Given request —
Every line must be returned precisely as it is written.

Information shown —
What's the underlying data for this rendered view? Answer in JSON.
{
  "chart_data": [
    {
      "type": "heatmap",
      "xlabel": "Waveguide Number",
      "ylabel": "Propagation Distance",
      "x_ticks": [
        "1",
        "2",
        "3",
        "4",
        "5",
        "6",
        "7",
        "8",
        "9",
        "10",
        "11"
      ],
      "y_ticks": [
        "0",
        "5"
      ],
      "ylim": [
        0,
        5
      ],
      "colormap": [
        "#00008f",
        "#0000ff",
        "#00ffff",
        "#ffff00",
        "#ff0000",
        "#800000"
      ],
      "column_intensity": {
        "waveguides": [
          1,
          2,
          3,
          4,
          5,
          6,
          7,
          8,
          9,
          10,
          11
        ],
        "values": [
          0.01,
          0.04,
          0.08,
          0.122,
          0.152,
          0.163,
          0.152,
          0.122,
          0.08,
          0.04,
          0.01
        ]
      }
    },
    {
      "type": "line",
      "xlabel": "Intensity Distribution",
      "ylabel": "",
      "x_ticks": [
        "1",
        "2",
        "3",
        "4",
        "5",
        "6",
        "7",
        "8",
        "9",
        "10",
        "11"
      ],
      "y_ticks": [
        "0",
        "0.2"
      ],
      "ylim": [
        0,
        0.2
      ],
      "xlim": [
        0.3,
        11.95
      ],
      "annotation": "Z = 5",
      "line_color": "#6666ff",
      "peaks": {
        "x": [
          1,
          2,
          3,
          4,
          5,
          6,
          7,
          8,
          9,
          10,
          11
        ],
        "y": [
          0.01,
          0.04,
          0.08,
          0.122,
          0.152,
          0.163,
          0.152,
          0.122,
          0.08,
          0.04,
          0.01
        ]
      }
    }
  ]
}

Full response —
What's the underlying data for this rendered view? Answer in JSON.
{
  "chart_data": [
    {
      "type": "heatmap",
      "xlabel": "Waveguide Number",
      "ylabel": "Propagation Distance",
      "x_ticks": [
        "1",
        "2",
        "3",
        "4",
        "5",
        "6",
        "7",
        "8",
        "9",
        "10",
        "11"
      ],
      "y_ticks": [
        "0",
        "5"
      ],
      "ylim": [
        0,
        5
      ],
      "colormap": [
        "#00008f",
        "#0000ff",
        "#00ffff",
        "#ffff00",
        "#ff0000",
        "#800000"
      ],
      "column_intensity": {
        "waveguides": [
          1,
          2,
          3,
          4,
          5,
          6,
          7,
          8,
          9,
          10,
          11
        ],
        "values": [
          0.01,
          0.04,
          0.08,
          0.122,
          0.152,
          0.163,
          0.152,
          0.122,
          0.08,
          0.04,
          0.01
        ]
      }
    },
    {
      "type": "line",
      "xlabel": "Intensity Distribution",
      "ylabel": "",
      "x_ticks": [
        "1",
        "2",
        "3",
        "4",
        "5",
        "6",
        "7",
        "8",
        "9",
        "10",
        "11"
      ],
      "y_ticks": [
        "0",
        "0.2"
      ],
      "ylim": [
        0,
        0.2
      ],
      "xlim": [
        0.3,
        11.95
      ],
      "annotation": "Z = 5",
      "line_color": "#6666ff",
      "peaks": {
        "x": [
          1,
          2,
          3,
          4,
          5,
          6,
          7,
          8,
          9,
          10,
          11
        ],
        "y": [
          0.01,
          0.04,
          0.08,
          0.122,
          0.152,
          0.163,
          0.152,
          0.122,
          0.08,
          0.04,
          0.01
        ]
      }
    }
  ]
}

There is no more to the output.